* _What to work on_:
Skip all pictures, then print the remaining material exactly.

* _Material provided_:
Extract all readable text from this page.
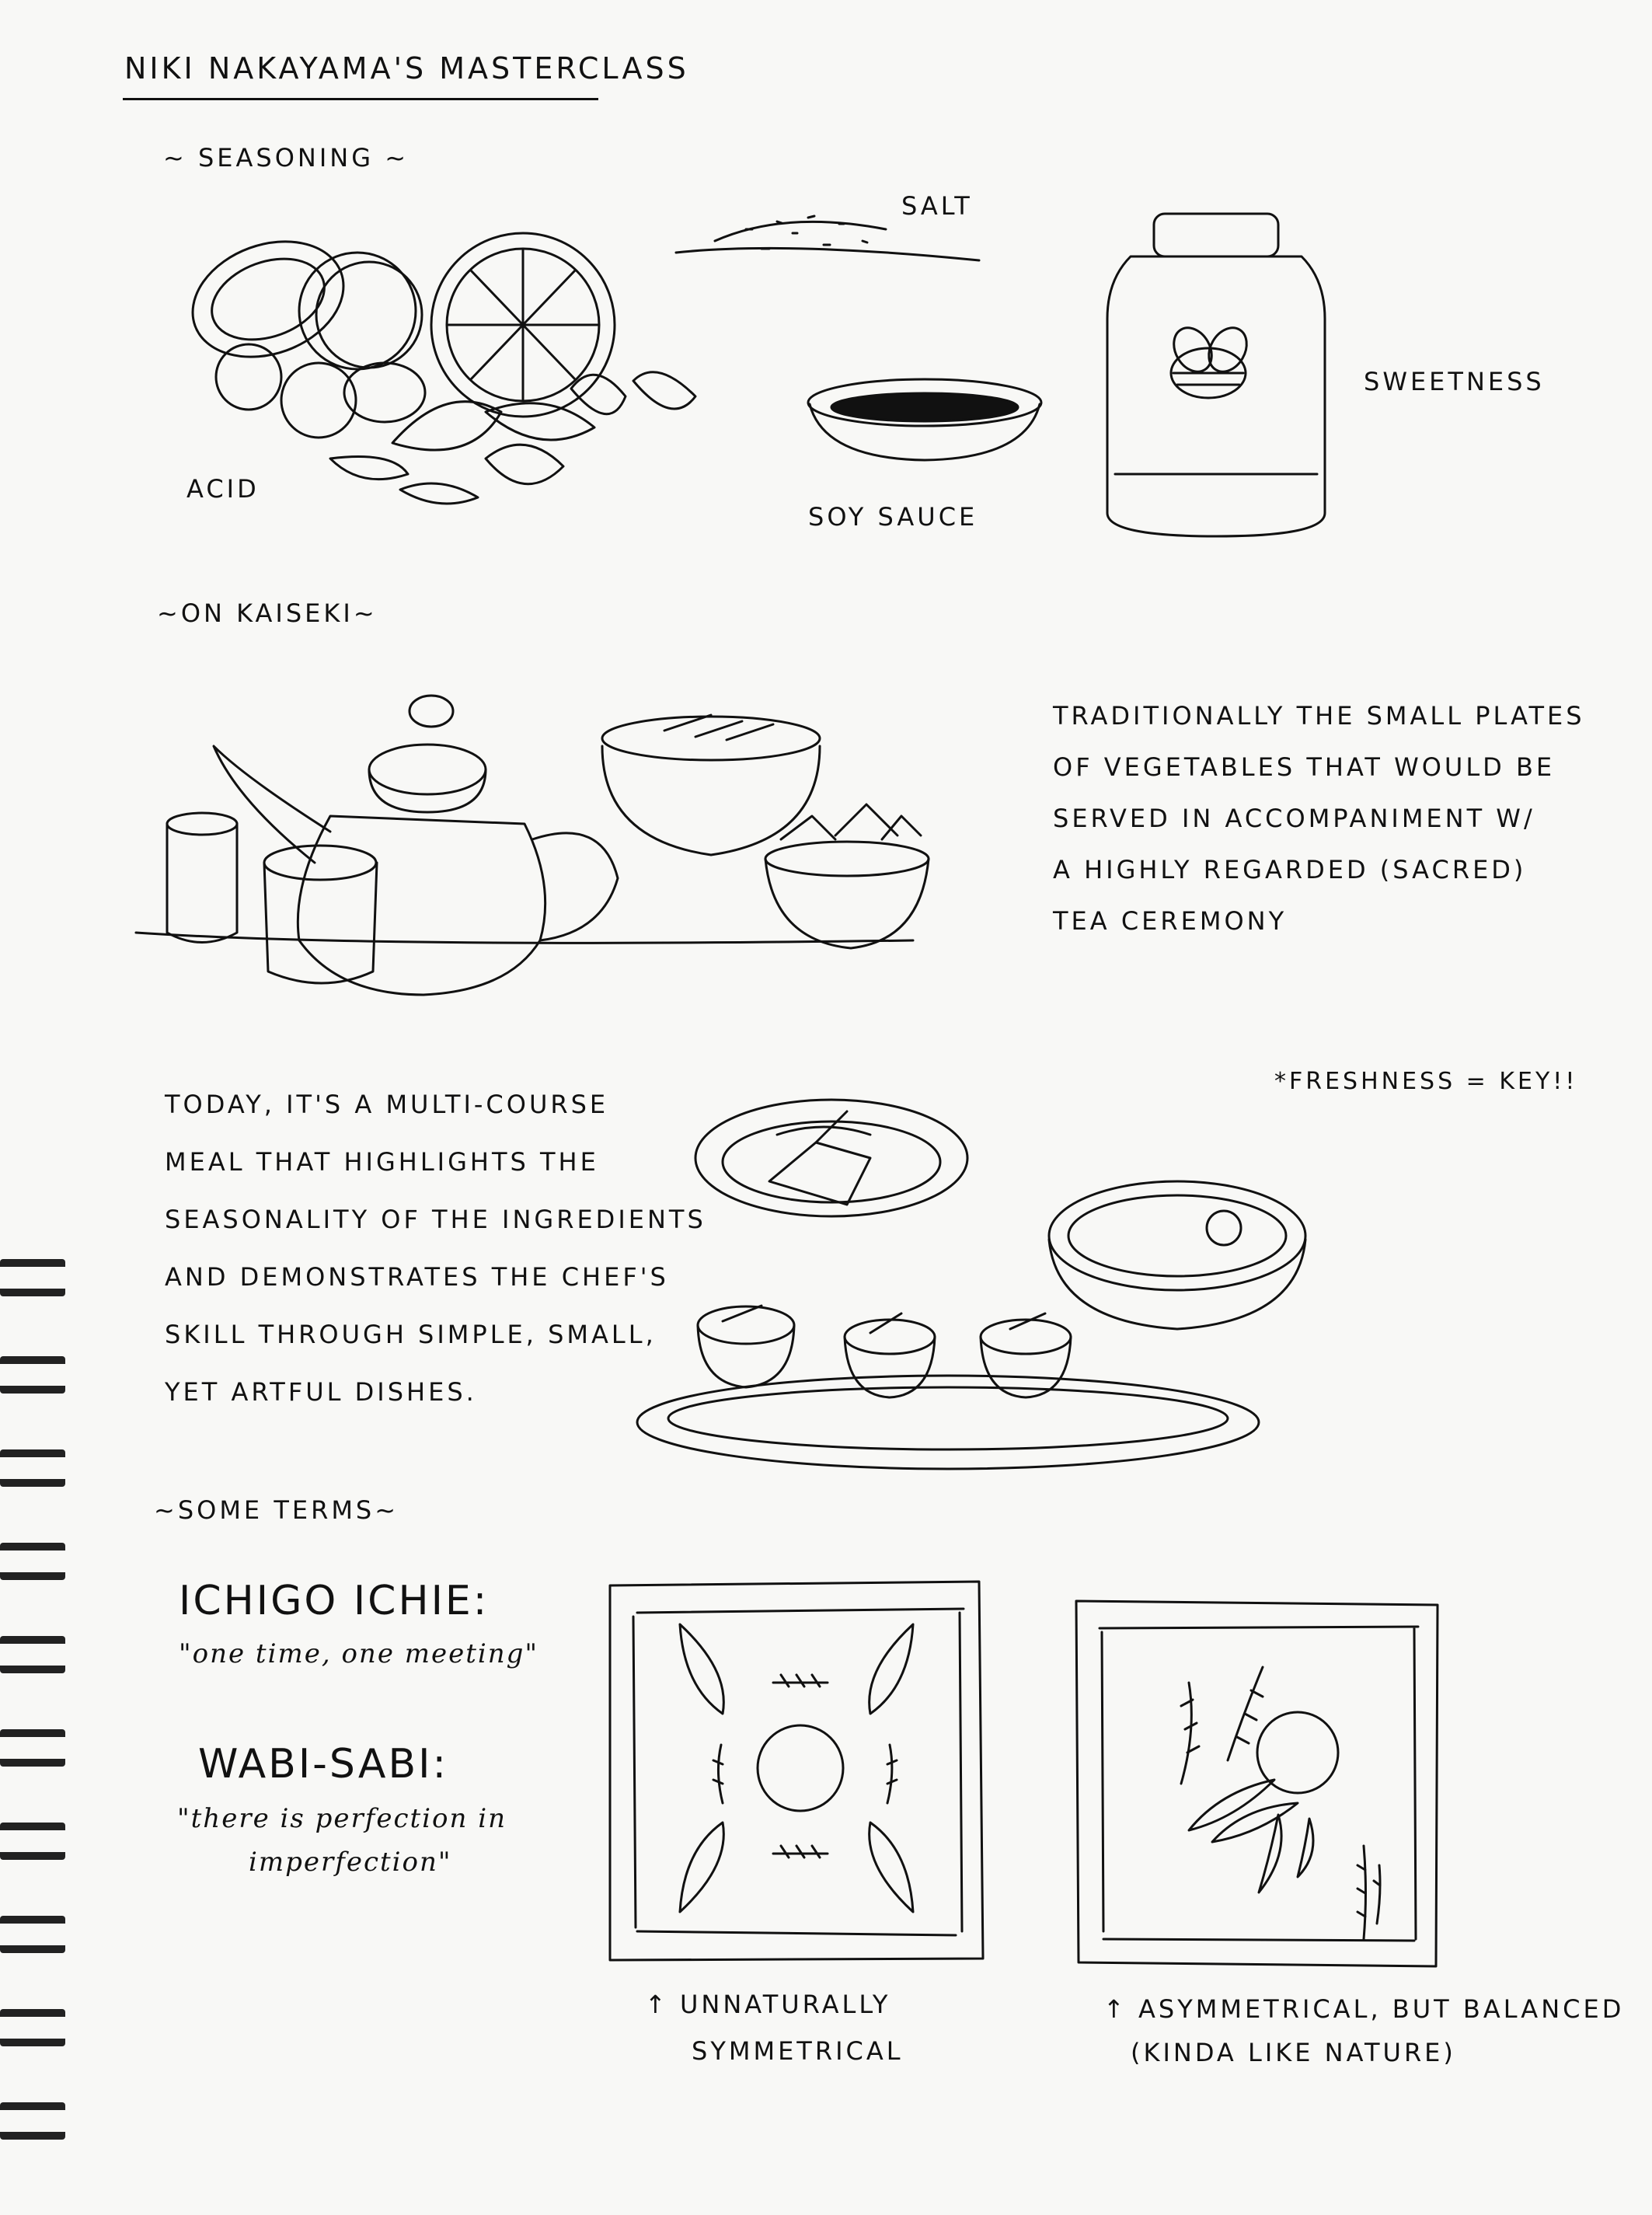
NIKI NAKAYAMA'S MASTERCLASS
~ SEASONING ~
ACID
SALT
SOY SAUCE
SWEETNESS
~ON KAISEKI~
TRADITIONALLY THE SMALL PLATES
OF VEGETABLES THAT WOULD BE
SERVED IN ACCOMPANIMENT W/
A HIGHLY REGARDED (SACRED)
TEA CEREMONY
*FRESHNESS = KEY!!
TODAY, IT'S A MULTI-COURSE
MEAL THAT HIGHLIGHTS THE
SEASONALITY OF THE INGREDIENTS
AND DEMONSTRATES THE CHEF'S
SKILL THROUGH SIMPLE, SMALL,
YET ARTFUL DISHES.
~SOME TERMS~
ICHIGO ICHIE:
"one time, one meeting"
WABI-SABI:
"there is perfection in
imperfection"
↑ UNNATURALLY
SYMMETRICAL
↑ ASYMMETRICAL, BUT BALANCED
(KINDA LIKE NATURE)
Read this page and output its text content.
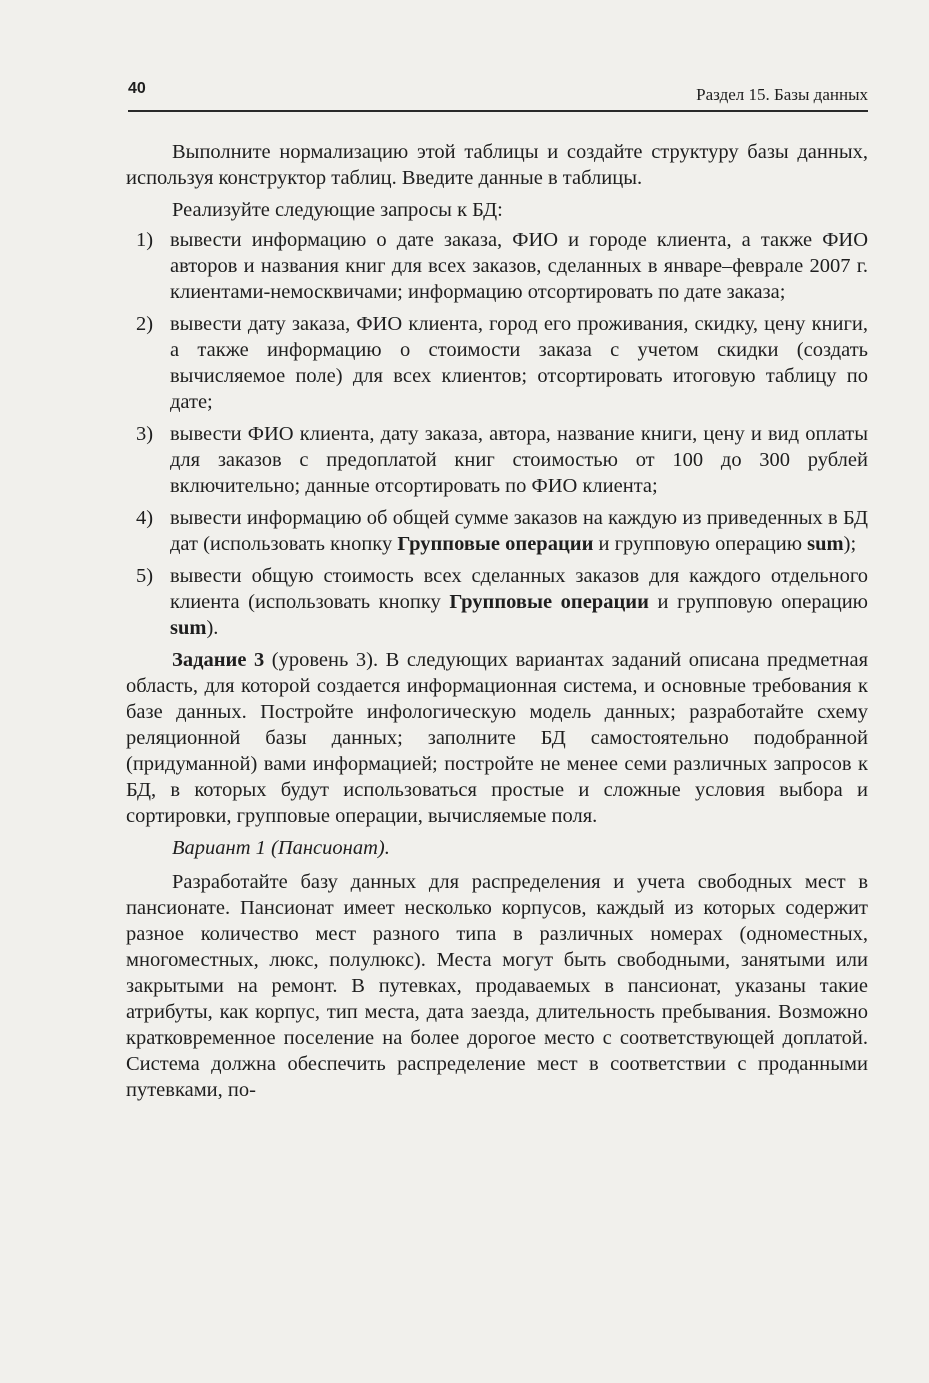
40	Раздел 15. Базы данных

Выполните нормализацию этой таблицы и создайте структуру базы данных, используя конструктор таблиц. Введите данные в таблицы.

Реализуйте следующие запросы к БД:

1) вывести информацию о дате заказа, ФИО и городе клиента, а также ФИО авторов и названия книг для всех заказов, сделанных в январе–феврале 2007 г. клиентами-немосквичами; информацию отсортировать по дате заказа;
2) вывести дату заказа, ФИО клиента, город его проживания, скидку, цену книги, а также информацию о стоимости заказа с учетом скидки (создать вычисляемое поле) для всех клиентов; отсортировать итоговую таблицу по дате;
3) вывести ФИО клиента, дату заказа, автора, название книги, цену и вид оплаты для заказов с предоплатой книг стоимостью от 100 до 300 рублей включительно; данные отсортировать по ФИО клиента;
4) вывести информацию об общей сумме заказов на каждую из приведенных в БД дат (использовать кнопку Групповые операции и групповую операцию sum);
5) вывести общую стоимость всех сделанных заказов для каждого отдельного клиента (использовать кнопку Групповые операции и групповую операцию sum).

Задание 3 (уровень 3). В следующих вариантах заданий описана предметная область, для которой создается информационная система, и основные требования к базе данных. Постройте инфологическую модель данных; разработайте схему реляционной базы данных; заполните БД самостоятельно подобранной (придуманной) вами информацией; постройте не менее семи различных запросов к БД, в которых будут использоваться простые и сложные условия выбора и сортировки, групповые операции, вычисляемые поля.

Вариант 1 (Пансионат).

Разработайте базу данных для распределения и учета свободных мест в пансионате. Пансионат имеет несколько корпусов, каждый из которых содержит разное количество мест разного типа в различных номерах (одноместных, многоместных, люкс, полулюкс). Места могут быть свободными, занятыми или закрытыми на ремонт. В путевках, продаваемых в пансионат, указаны такие атрибуты, как корпус, тип места, дата заезда, длительность пребывания. Возможно кратковременное поселение на более дорогое место с соответствующей доплатой. Система должна обеспечить распределение мест в соответствии с проданными путевками, по-
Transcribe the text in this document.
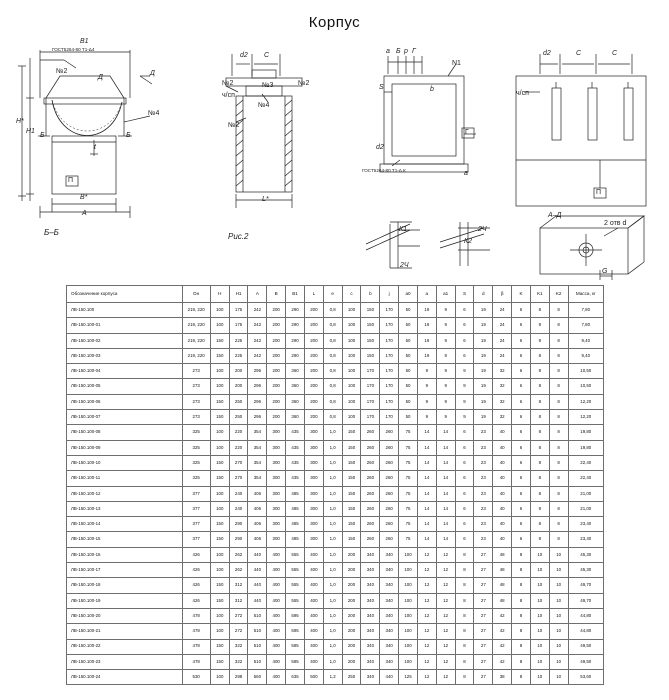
Корпус
Б–Б	Рис.2
А–Д
В1
ГОСТ5264-80 Т1-Δ4
№2
Д
Д
№4
Н*
Н1
Б	Б
t
П
В*
А
d2 C
№2	№3	№2
ч/сп
№4
№2
L*
a Б р Г
N1
S	b
Г
d2
ГОСТ5264-80 Т1-Δ,К	a
d2	C	C
ч/сп
П
К1
2Ч
К2
2Ч
2 отв d
G
Обозначение корпуса	Dн	H	H1	A	B	B1	L	e	c	b	j	a0	a	a1	S	d	β	K	K1	K2	Масса, кг
ЛВ-150.100	219, 220	100	175	242	200	290	200	0,8	100	150	170	50	19	9	6	19	24	6	8	8	7,80
ЛВ-150.100-01	219, 220	100	175	242	200	290	200	0,8	100	150	170	50	19	9	6	19	24	6	8	8	7,80
ЛВ-150.100-02	219, 220	150	225	242	200	290	200	0,8	100	150	170	50	19	9	6	19	24	6	8	8	9,40
ЛВ-150.100-03	219, 220	150	225	242	200	290	200	0,8	100	150	170	50	19	9	6	19	24	6	8	8	9,40
ЛВ-150.100-04	273	100	200	296	200	360	200	0,8	100	170	170	50	9	9	9	19	32	6	8	8	10,50
ЛВ-150.100-05	273	100	200	296	200	360	200	0,8	100	170	170	50	9	9	9	19	32	6	8	8	10,50
ЛВ-150.100-06	273	150	250	296	200	360	200	0,8	100	170	170	50	9	9	9	19	32	6	8	8	12,20
ЛВ-150.100-07	273	150	250	296	200	360	200	0,8	100	170	170	50	9	9	9	19	32	6	8	8	12,20
ЛВ-150.100-08	325	100	220	354	300	435	300	1,0	150	260	260	75	14	14	6	23	40	6	8	8	19,80
ЛВ-150.100-09	325	100	220	354	300	435	300	1,0	150	260	260	75	14	14	6	23	40	6	8	8	19,80
ЛВ-150.100-10	325	150	270	354	300	435	300	1,0	150	260	260	75	14	14	6	23	40	6	8	8	22,40
ЛВ-150.100-11	325	150	270	354	300	435	300	1,0	150	260	260	75	14	14	6	23	40	6	8	8	22,40
ЛВ-150.100-12	377	100	240	406	300	485	300	1,0	150	260	260	75	14	14	6	23	40	6	8	8	21,00
ЛВ-150.100-13	377	100	240	406	300	485	300	1,0	150	260	260	75	14	14	6	23	40	6	8	8	21,00
ЛВ-150.100-14	377	150	290	406	300	485	300	1,0	150	260	260	75	14	14	6	23	40	6	8	8	23,40
ЛВ-150.100-15	377	150	290	406	300	485	300	1,0	150	260	260	75	14	14	6	23	40	6	8	8	23,40
ЛВ-150.100-16	426	100	262	440	400	555	400	1,0	200	340	340	100	12	12	8	27	48	8	10	10	45,30
ЛВ-150.100-17	426	100	262	440	400	555	400	1,0	200	340	340	100	12	12	8	27	48	8	10	10	45,30
ЛВ-150.100-18	426	150	312	440	400	555	400	1,0	200	340	340	100	12	12	8	27	48	8	10	10	49,70
ЛВ-150.100-19	426	150	312	440	400	555	400	1,0	200	340	340	100	12	12	8	27	48	8	10	10	49,70
ЛВ-150.100-20	478	100	272	510	400	595	400	1,0	200	340	340	100	12	12	8	27	42	8	10	10	44,80
ЛВ-150.100-21	478	100	272	510	400	595	400	1,0	200	340	340	100	12	12	8	27	42	8	10	10	44,80
ЛВ-150.100-22	478	150	322	510	400	595	400	1,0	200	340	340	100	12	12	8	27	42	8	10	10	49,50
ЛВ-150.100-23	478	150	322	510	400	595	400	1,0	200	340	340	100	12	12	8	27	42	8	10	10	49,50
ЛВ-150.100-24	530	100	298	560	400	635	500	1,2	250	340	440	125	12	12	8	27	38	8	10	10	53,60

* _Worked answer_:
Extract all readable text from this page.
NIKI NAKAYAMA'S MASTERCLASS
~ SEASONING ~
ACID
SALT
SOY SAUCE
SWEETNESS
~ON KAISEKI~
TRADITIONALLY THE SMALL PLATES
OF VEGETABLES THAT WOULD BE
SERVED IN ACCOMPANIMENT W/
A HIGHLY REGARDED (SACRED)
TEA CEREMONY
*FRESHNESS = KEY!!
TODAY, IT'S A MULTI-COURSE
MEAL THAT HIGHLIGHTS THE
SEASONALITY OF THE INGREDIENTS
AND DEMONSTRATES THE CHEF'S
SKILL THROUGH SIMPLE, SMALL,
YET ARTFUL DISHES.
~SOME TERMS~
ICHIGO ICHIE:
"one time, one meeting"
WABI-SABI:
"there is perfection in
imperfection"
↑ UNNATURALLY
SYMMETRICAL
↑ ASYMMETRICAL, BUT BALANCED
(KINDA LIKE NATURE)
Read this page and output its text content.
40	Раздел 15. Базы данных

Выполните нормализацию этой таблицы и создайте структуру базы данных, используя конструктор таблиц. Введите данные в таблицы.

Реализуйте следующие запросы к БД:

1) вывести информацию о дате заказа, ФИО и городе клиента, а также ФИО авторов и названия книг для всех заказов, сделанных в январе–феврале 2007 г. клиентами-немосквичами; информацию отсортировать по дате заказа;
2) вывести дату заказа, ФИО клиента, город его проживания, скидку, цену книги, а также информацию о стоимости заказа с учетом скидки (создать вычисляемое поле) для всех клиентов; отсортировать итоговую таблицу по дате;
3) вывести ФИО клиента, дату заказа, автора, название книги, цену и вид оплаты для заказов с предоплатой книг стоимостью от 100 до 300 рублей включительно; данные отсортировать по ФИО клиента;
4) вывести информацию об общей сумме заказов на каждую из приведенных в БД дат (использовать кнопку Групповые операции и групповую операцию sum);
5) вывести общую стоимость всех сделанных заказов для каждого отдельного клиента (использовать кнопку Групповые операции и групповую операцию sum).

Задание 3 (уровень 3). В следующих вариантах заданий описана предметная область, для которой создается информационная система, и основные требования к базе данных. Постройте инфологическую модель данных; разработайте схему реляционной базы данных; заполните БД самостоятельно подобранной (придуманной) вами информацией; постройте не менее семи различных запросов к БД, в которых будут использоваться простые и сложные условия выбора и сортировки, групповые операции, вычисляемые поля.

Вариант 1 (Пансионат).

Разработайте базу данных для распределения и учета свободных мест в пансионате. Пансионат имеет несколько корпусов, каждый из которых содержит разное количество мест разного типа в различных номерах (одноместных, многоместных, люкс, полулюкс). Места могут быть свободными, занятыми или закрытыми на ремонт. В путевках, продаваемых в пансионат, указаны такие атрибуты, как корпус, тип места, дата заезда, длительность пребывания. Возможно кратковременное поселение на более дорогое место с соответствующей доплатой. Система должна обеспечить распределение мест в соответствии с проданными путевками, по-
Transcribe the text in this document.
Корпус
Б–Б	Рис.2
А–Д
В1
ГОСТ5264-80 Т1-Δ4
№2
Д
Д
№4
Н*
Н1
Б	Б
t
П
В*
А
d2 C
№2	№3	№2
ч/сп
№4
№2
L*
a Б р Г
N1
S	b
Г
d2
ГОСТ5264-80 Т1-Δ,К	a
d2	C	C
ч/сп
П
К1
2Ч
К2
2Ч
2 отв d
G
Обозначение корпуса	Dн	H	H1	A	B	B1	L	e	c	b	j	a0	a	a1	S	d	β	K	K1	K2	Масса, кг
ЛВ-150.100	219, 220	100	175	242	200	290	200	0,8	100	150	170	50	19	9	6	19	24	6	8	8	7,80
ЛВ-150.100-01	219, 220	100	175	242	200	290	200	0,8	100	150	170	50	19	9	6	19	24	6	8	8	7,80
ЛВ-150.100-02	219, 220	150	225	242	200	290	200	0,8	100	150	170	50	19	9	6	19	24	6	8	8	9,40
ЛВ-150.100-03	219, 220	150	225	242	200	290	200	0,8	100	150	170	50	19	9	6	19	24	6	8	8	9,40
ЛВ-150.100-04	273	100	200	296	200	360	200	0,8	100	170	170	50	9	9	9	19	32	6	8	8	10,50
ЛВ-150.100-05	273	100	200	296	200	360	200	0,8	100	170	170	50	9	9	9	19	32	6	8	8	10,50
ЛВ-150.100-06	273	150	250	296	200	360	200	0,8	100	170	170	50	9	9	9	19	32	6	8	8	12,20
ЛВ-150.100-07	273	150	250	296	200	360	200	0,8	100	170	170	50	9	9	9	19	32	6	8	8	12,20
ЛВ-150.100-08	325	100	220	354	300	435	300	1,0	150	260	260	75	14	14	6	23	40	6	8	8	19,80
ЛВ-150.100-09	325	100	220	354	300	435	300	1,0	150	260	260	75	14	14	6	23	40	6	8	8	19,80
ЛВ-150.100-10	325	150	270	354	300	435	300	1,0	150	260	260	75	14	14	6	23	40	6	8	8	22,40
ЛВ-150.100-11	325	150	270	354	300	435	300	1,0	150	260	260	75	14	14	6	23	40	6	8	8	22,40
ЛВ-150.100-12	377	100	240	406	300	485	300	1,0	150	260	260	75	14	14	6	23	40	6	8	8	21,00
ЛВ-150.100-13	377	100	240	406	300	485	300	1,0	150	260	260	75	14	14	6	23	40	6	8	8	21,00
ЛВ-150.100-14	377	150	290	406	300	485	300	1,0	150	260	260	75	14	14	6	23	40	6	8	8	23,40
ЛВ-150.100-15	377	150	290	406	300	485	300	1,0	150	260	260	75	14	14	6	23	40	6	8	8	23,40
ЛВ-150.100-16	426	100	262	440	400	555	400	1,0	200	340	340	100	12	12	8	27	48	8	10	10	45,30
ЛВ-150.100-17	426	100	262	440	400	555	400	1,0	200	340	340	100	12	12	8	27	48	8	10	10	45,30
ЛВ-150.100-18	426	150	312	440	400	555	400	1,0	200	340	340	100	12	12	8	27	48	8	10	10	49,70
ЛВ-150.100-19	426	150	312	440	400	555	400	1,0	200	340	340	100	12	12	8	27	48	8	10	10	49,70
ЛВ-150.100-20	478	100	272	510	400	595	400	1,0	200	340	340	100	12	12	8	27	42	8	10	10	44,80
ЛВ-150.100-21	478	100	272	510	400	595	400	1,0	200	340	340	100	12	12	8	27	42	8	10	10	44,80
ЛВ-150.100-22	478	150	322	510	400	595	400	1,0	200	340	340	100	12	12	8	27	42	8	10	10	49,50
ЛВ-150.100-23	478	150	322	510	400	595	400	1,0	200	340	340	100	12	12	8	27	42	8	10	10	49,50
ЛВ-150.100-24	530	100	298	560	400	635	500	1,2	250	340	440	125	12	12	8	27	38	8	10	10	53,60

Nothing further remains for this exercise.